» What is needed: Lines that include the word "JSON" are the ones to copy.

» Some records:
** begin **

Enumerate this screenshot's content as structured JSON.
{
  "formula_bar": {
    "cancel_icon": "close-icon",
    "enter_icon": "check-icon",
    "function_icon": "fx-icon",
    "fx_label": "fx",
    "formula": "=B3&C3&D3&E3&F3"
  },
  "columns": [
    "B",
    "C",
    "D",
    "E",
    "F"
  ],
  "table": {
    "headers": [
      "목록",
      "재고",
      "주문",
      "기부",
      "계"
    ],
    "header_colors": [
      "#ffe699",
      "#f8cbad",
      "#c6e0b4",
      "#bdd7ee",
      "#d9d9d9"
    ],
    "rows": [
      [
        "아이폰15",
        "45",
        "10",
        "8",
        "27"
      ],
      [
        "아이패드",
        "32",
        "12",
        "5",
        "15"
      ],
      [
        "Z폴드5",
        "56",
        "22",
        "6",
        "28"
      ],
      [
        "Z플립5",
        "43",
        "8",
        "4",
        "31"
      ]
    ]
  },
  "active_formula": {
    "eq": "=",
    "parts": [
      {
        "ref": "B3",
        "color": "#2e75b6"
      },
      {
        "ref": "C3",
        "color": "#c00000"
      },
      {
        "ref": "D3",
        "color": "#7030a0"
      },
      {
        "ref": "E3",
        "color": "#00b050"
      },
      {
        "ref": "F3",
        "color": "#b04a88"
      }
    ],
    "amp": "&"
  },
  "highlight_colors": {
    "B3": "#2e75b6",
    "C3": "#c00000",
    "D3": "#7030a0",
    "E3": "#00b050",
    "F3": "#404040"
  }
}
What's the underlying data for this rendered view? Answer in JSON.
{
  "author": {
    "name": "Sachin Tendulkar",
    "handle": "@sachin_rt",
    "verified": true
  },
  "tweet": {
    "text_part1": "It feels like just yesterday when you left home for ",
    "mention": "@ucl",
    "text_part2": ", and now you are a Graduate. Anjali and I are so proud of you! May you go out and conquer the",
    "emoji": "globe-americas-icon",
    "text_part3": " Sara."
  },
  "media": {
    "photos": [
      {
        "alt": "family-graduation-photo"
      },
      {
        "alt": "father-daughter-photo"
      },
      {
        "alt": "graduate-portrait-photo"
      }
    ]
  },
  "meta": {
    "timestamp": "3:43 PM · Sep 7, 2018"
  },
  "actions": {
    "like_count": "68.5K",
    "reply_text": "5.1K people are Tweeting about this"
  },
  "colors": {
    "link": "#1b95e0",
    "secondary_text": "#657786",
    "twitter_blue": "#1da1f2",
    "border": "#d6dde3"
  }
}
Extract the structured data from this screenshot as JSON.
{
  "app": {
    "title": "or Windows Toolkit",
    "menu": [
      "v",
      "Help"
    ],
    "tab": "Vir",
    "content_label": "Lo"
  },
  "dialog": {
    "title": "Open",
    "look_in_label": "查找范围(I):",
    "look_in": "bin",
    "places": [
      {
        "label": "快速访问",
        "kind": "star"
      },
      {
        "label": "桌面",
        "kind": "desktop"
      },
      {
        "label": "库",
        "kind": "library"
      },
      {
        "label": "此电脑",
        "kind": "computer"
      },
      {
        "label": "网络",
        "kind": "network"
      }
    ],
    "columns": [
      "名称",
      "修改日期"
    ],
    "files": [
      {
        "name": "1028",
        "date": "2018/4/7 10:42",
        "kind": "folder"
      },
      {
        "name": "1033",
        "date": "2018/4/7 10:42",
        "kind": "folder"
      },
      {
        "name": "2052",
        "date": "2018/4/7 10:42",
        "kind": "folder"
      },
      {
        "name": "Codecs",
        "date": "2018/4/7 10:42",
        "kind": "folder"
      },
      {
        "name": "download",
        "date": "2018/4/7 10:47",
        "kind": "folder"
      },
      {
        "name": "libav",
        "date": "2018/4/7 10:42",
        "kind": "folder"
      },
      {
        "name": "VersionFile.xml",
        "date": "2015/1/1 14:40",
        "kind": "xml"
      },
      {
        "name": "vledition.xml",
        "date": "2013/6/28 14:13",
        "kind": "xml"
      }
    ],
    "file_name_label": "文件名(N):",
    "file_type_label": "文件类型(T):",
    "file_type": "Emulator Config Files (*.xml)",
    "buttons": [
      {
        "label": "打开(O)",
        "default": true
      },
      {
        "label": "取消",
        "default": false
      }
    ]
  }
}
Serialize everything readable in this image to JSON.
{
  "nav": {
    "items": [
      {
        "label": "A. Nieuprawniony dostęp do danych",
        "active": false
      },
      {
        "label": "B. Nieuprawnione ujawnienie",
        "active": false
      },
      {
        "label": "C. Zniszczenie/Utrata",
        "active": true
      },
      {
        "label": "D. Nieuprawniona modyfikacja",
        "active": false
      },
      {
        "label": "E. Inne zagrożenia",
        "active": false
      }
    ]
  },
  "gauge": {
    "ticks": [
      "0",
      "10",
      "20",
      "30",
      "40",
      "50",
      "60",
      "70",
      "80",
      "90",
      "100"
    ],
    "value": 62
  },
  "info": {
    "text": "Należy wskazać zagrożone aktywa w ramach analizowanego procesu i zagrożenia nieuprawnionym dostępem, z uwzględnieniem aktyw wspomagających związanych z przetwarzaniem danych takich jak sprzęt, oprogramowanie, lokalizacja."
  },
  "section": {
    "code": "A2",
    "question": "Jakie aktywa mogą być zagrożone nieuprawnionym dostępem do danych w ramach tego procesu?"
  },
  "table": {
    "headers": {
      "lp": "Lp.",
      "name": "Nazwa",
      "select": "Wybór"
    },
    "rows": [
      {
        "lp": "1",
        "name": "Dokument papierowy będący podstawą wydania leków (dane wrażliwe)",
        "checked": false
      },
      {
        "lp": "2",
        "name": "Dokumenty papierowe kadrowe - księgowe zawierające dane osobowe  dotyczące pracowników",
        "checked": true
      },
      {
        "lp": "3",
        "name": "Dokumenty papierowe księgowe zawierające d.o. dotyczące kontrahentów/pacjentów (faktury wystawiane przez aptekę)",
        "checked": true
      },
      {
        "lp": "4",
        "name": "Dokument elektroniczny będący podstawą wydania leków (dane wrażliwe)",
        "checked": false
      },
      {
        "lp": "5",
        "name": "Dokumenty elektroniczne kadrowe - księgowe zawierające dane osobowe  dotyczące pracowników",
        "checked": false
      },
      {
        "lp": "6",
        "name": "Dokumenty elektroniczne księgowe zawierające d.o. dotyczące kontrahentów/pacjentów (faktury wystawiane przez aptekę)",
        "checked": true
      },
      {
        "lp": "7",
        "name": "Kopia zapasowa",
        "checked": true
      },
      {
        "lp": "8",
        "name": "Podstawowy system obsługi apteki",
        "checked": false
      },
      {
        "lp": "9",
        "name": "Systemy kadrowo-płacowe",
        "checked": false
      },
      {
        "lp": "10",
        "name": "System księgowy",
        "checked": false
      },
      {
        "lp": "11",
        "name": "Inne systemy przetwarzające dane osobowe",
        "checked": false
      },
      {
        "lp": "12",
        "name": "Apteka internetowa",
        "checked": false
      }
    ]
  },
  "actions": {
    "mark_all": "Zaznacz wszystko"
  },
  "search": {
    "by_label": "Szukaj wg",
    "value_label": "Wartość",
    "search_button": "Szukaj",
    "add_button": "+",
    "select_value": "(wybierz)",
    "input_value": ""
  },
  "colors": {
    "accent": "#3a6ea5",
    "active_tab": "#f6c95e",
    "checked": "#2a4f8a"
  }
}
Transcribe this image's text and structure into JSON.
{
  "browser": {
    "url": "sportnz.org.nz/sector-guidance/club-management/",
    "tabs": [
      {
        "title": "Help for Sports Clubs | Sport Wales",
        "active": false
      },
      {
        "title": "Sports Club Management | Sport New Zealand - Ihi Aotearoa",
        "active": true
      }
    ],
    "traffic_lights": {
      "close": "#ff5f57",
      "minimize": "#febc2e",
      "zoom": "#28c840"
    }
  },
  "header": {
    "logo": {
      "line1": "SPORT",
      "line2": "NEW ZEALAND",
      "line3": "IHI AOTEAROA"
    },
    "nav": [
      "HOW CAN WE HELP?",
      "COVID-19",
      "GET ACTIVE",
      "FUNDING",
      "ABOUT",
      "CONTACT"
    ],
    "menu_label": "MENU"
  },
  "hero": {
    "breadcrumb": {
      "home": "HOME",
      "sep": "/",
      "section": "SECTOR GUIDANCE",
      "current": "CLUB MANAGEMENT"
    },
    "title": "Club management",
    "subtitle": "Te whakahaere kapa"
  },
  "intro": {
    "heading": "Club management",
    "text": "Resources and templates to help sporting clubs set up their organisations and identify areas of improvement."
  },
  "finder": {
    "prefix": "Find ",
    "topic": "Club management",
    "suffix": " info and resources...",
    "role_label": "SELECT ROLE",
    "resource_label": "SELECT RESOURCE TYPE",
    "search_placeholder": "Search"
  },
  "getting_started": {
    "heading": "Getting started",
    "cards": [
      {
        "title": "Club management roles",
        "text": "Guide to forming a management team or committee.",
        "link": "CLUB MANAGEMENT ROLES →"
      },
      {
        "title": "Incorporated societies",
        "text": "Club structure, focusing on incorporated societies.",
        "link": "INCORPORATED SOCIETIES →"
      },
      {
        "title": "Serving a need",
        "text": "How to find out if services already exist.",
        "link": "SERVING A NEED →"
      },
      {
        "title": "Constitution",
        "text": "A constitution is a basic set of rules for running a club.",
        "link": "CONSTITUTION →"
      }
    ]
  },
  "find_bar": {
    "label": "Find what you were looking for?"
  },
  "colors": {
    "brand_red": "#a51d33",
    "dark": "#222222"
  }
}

** end **

» Answer for this exercise:
Enumerate this screenshot's content as structured JSON.
What's the underlying data for this rendered view? Answer in JSON.
Extract the structured data from this screenshot as JSON.
Serialize everything readable in this image to JSON.
Transcribe this image's text and structure into JSON.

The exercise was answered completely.